Your objective ▸ Show only lines that include "this".

**** Material

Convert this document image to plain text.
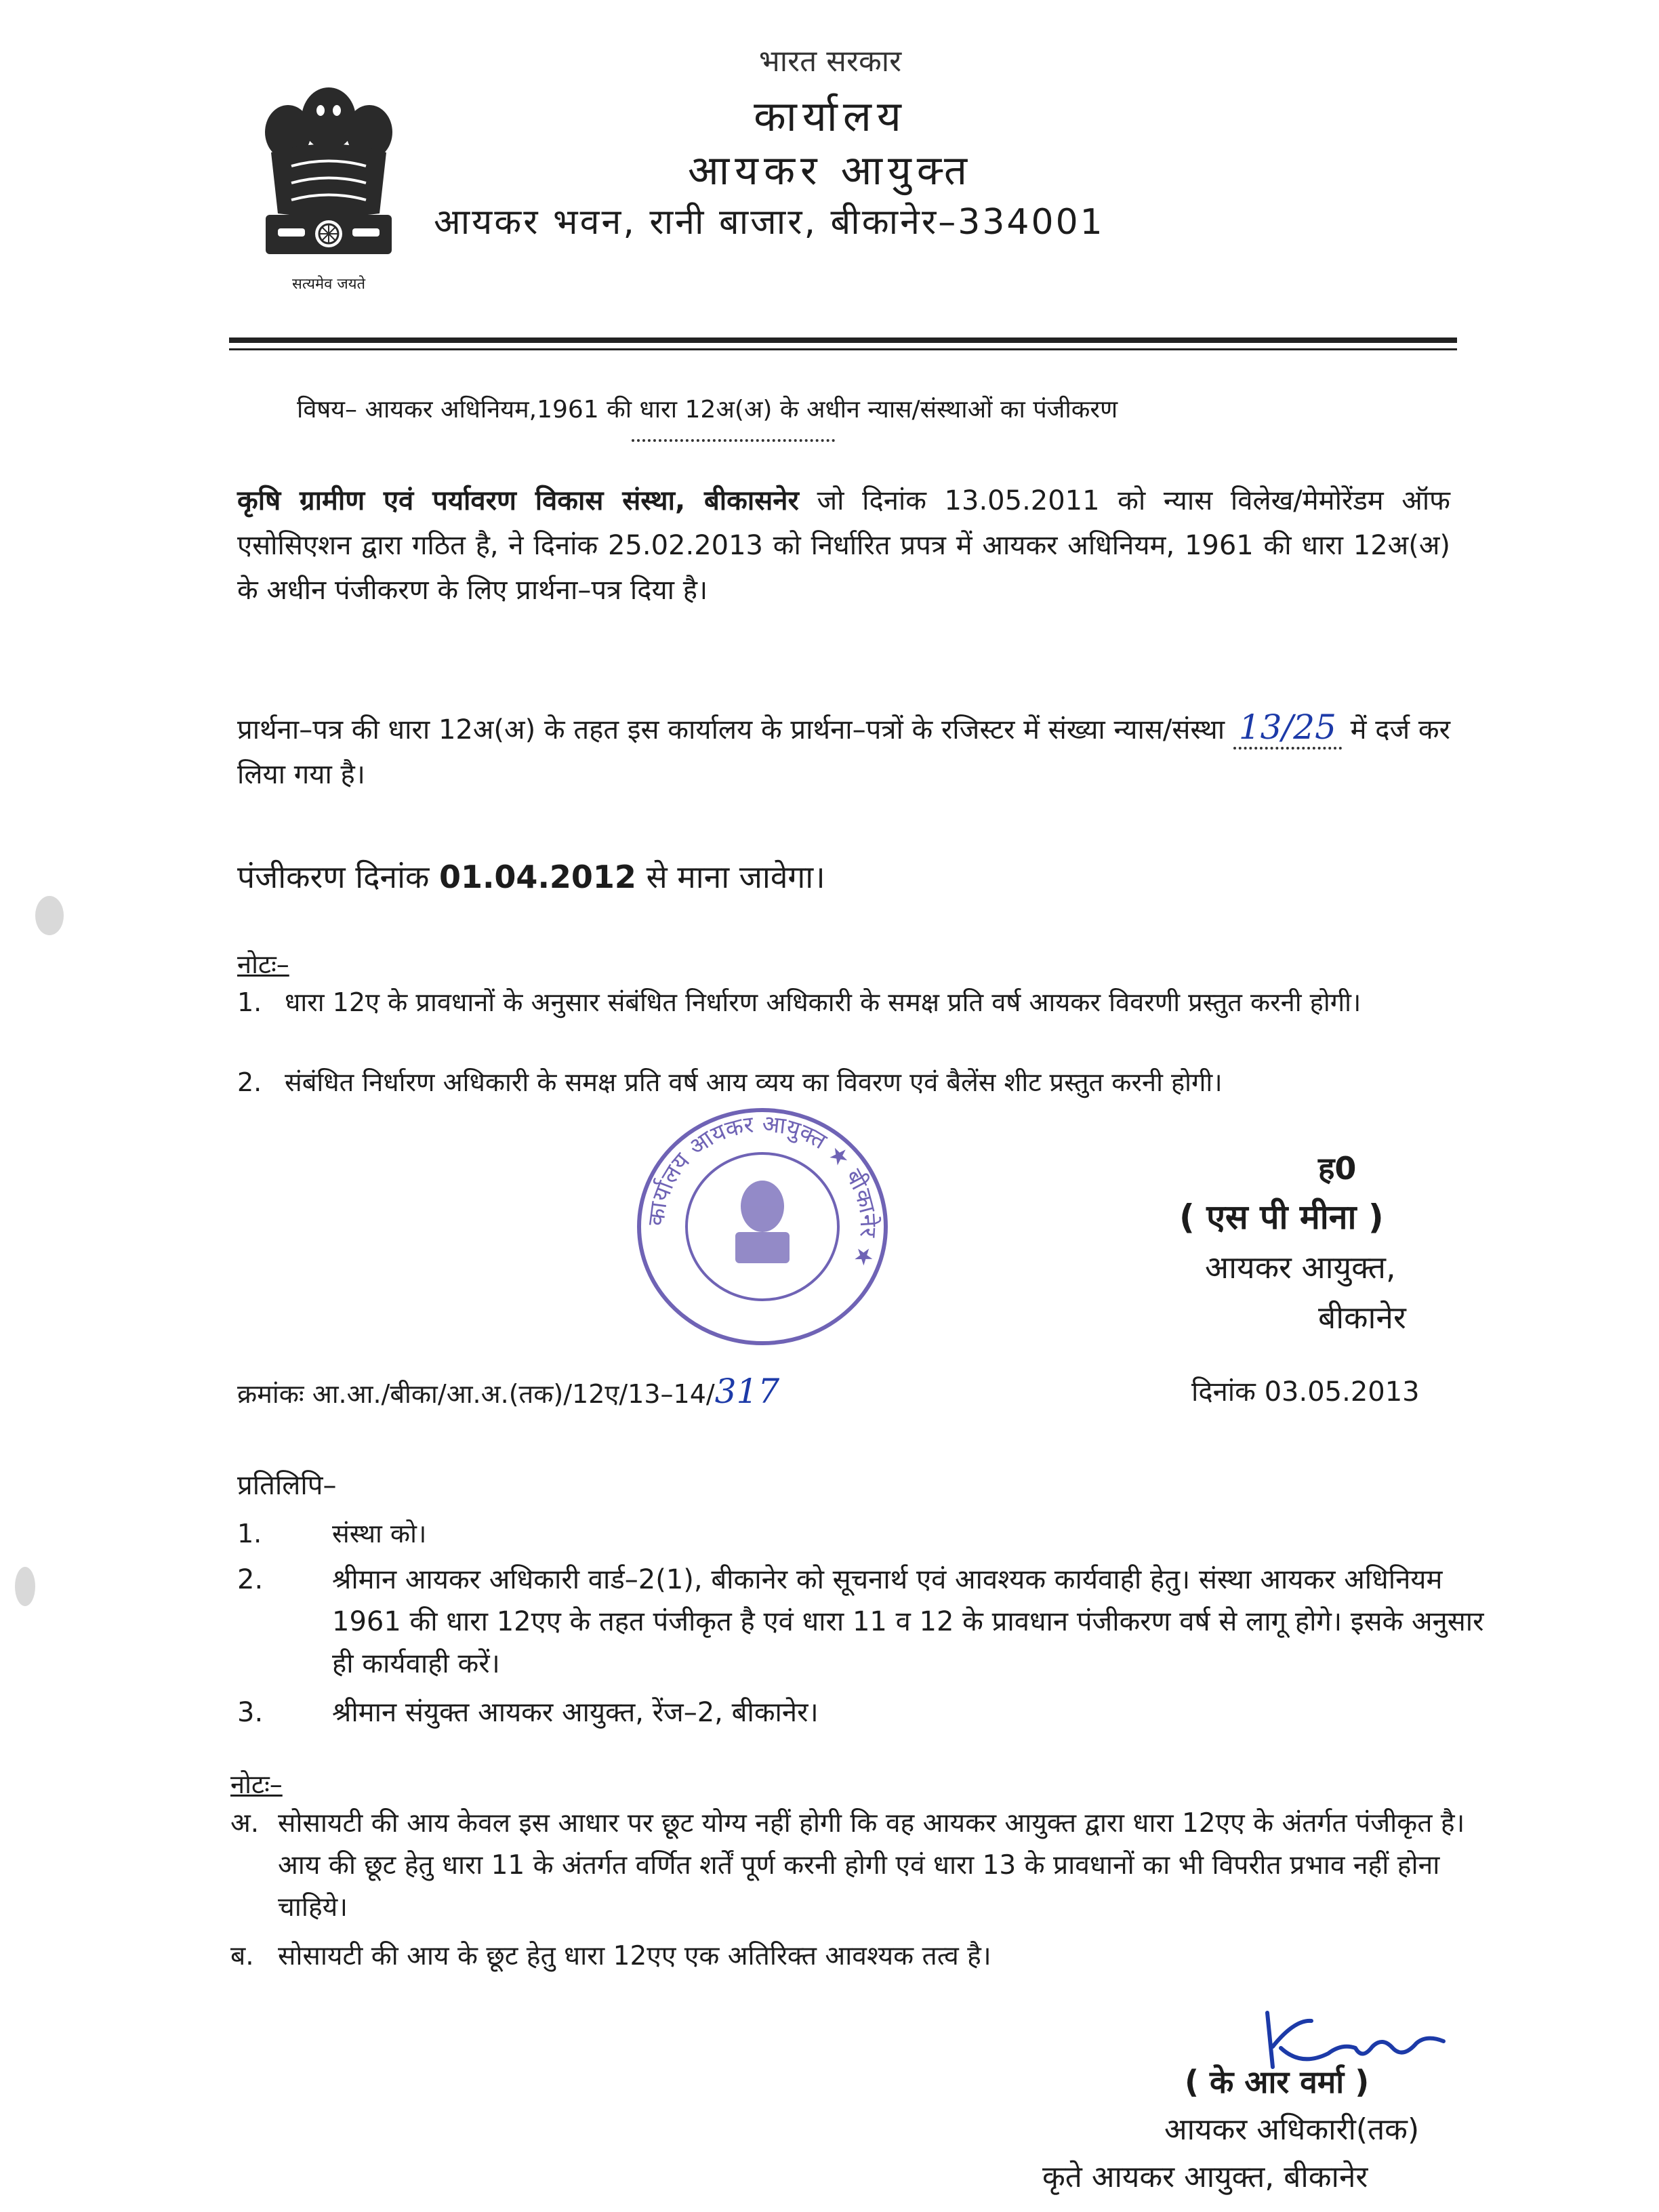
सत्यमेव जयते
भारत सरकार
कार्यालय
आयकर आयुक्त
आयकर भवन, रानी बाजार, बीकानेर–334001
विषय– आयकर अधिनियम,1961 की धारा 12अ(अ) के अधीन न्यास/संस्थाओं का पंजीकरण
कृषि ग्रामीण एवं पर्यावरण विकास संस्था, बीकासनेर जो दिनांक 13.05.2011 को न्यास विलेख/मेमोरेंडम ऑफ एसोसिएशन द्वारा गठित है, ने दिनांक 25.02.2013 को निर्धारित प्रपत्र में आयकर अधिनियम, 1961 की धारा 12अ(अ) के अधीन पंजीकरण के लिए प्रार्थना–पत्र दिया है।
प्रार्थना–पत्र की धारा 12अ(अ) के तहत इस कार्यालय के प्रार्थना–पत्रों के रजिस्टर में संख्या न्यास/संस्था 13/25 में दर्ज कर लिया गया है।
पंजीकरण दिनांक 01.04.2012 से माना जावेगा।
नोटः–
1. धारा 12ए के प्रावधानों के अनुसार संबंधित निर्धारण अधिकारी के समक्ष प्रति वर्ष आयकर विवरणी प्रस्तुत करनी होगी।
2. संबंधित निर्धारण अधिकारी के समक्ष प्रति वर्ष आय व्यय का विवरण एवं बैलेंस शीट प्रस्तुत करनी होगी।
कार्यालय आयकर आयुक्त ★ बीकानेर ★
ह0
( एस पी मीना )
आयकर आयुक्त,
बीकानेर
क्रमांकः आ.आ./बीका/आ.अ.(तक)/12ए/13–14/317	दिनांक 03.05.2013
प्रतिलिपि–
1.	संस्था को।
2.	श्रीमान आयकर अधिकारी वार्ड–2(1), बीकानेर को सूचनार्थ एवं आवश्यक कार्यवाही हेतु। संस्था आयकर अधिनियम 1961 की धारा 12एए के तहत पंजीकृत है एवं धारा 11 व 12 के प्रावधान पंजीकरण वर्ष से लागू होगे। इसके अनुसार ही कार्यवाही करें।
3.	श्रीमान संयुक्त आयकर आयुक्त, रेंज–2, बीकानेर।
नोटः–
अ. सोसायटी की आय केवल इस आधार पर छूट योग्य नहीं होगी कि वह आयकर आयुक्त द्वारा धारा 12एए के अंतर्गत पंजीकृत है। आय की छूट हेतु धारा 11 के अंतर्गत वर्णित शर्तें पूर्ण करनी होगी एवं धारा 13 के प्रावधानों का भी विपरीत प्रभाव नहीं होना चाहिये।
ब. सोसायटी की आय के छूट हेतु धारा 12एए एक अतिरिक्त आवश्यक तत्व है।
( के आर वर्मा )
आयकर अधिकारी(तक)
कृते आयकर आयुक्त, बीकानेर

********
**** Material

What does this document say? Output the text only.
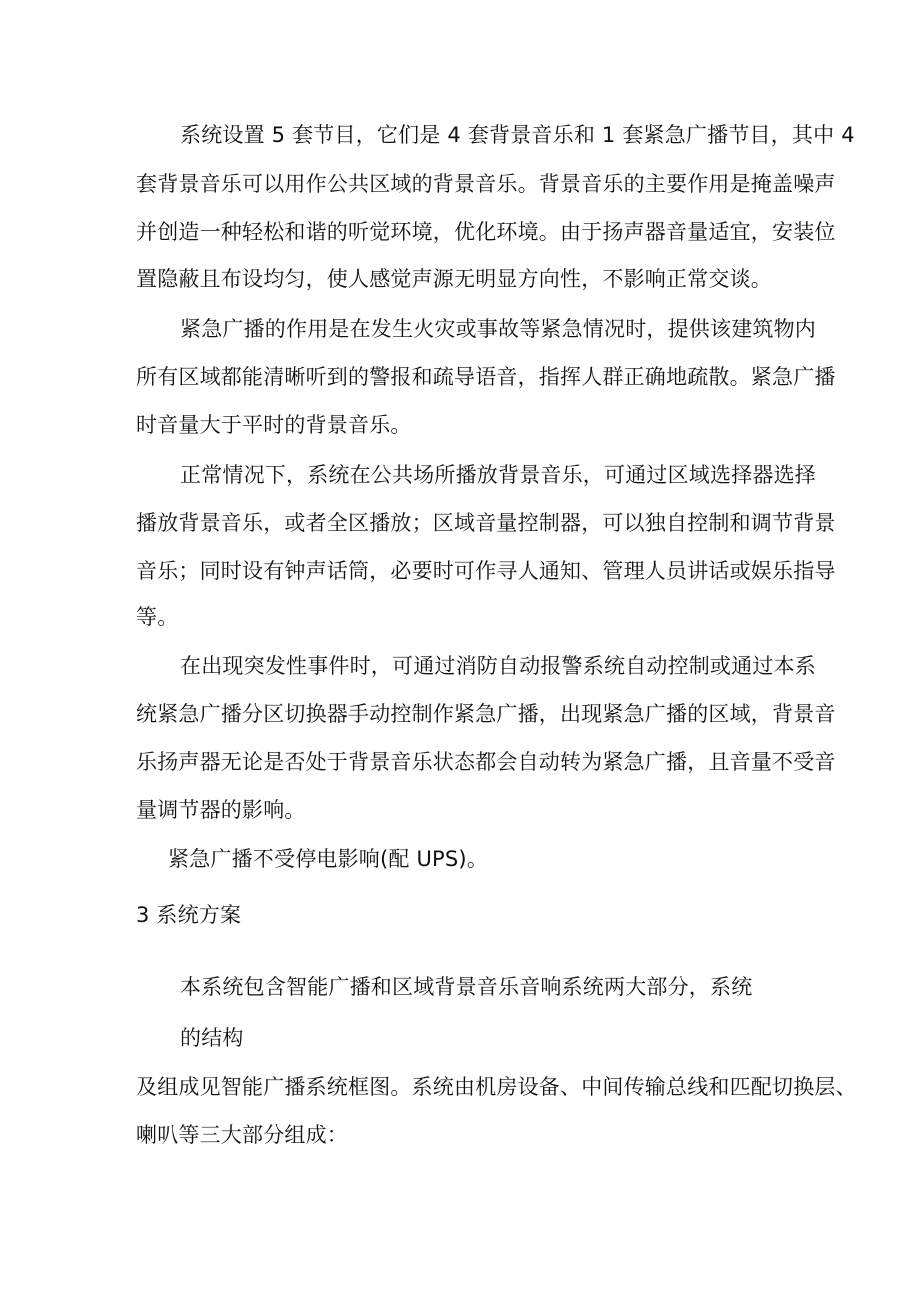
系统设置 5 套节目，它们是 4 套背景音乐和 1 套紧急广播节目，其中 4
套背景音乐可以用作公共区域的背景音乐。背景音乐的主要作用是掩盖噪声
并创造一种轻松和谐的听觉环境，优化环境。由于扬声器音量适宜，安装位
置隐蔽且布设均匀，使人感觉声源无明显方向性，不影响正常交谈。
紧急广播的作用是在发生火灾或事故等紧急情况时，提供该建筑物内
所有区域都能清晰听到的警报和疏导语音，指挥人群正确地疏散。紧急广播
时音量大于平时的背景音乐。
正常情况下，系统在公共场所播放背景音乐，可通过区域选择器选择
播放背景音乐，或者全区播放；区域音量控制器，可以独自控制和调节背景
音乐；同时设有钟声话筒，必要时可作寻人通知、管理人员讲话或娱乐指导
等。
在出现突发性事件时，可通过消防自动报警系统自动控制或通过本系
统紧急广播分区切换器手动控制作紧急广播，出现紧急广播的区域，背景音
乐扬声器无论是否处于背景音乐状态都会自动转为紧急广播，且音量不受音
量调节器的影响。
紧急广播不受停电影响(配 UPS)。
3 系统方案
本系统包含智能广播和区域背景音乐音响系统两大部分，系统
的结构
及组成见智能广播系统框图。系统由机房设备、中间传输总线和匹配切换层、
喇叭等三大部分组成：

********

Output of the exercise ▸
Convert this document image to plain text.
What does this document say? Output the text only.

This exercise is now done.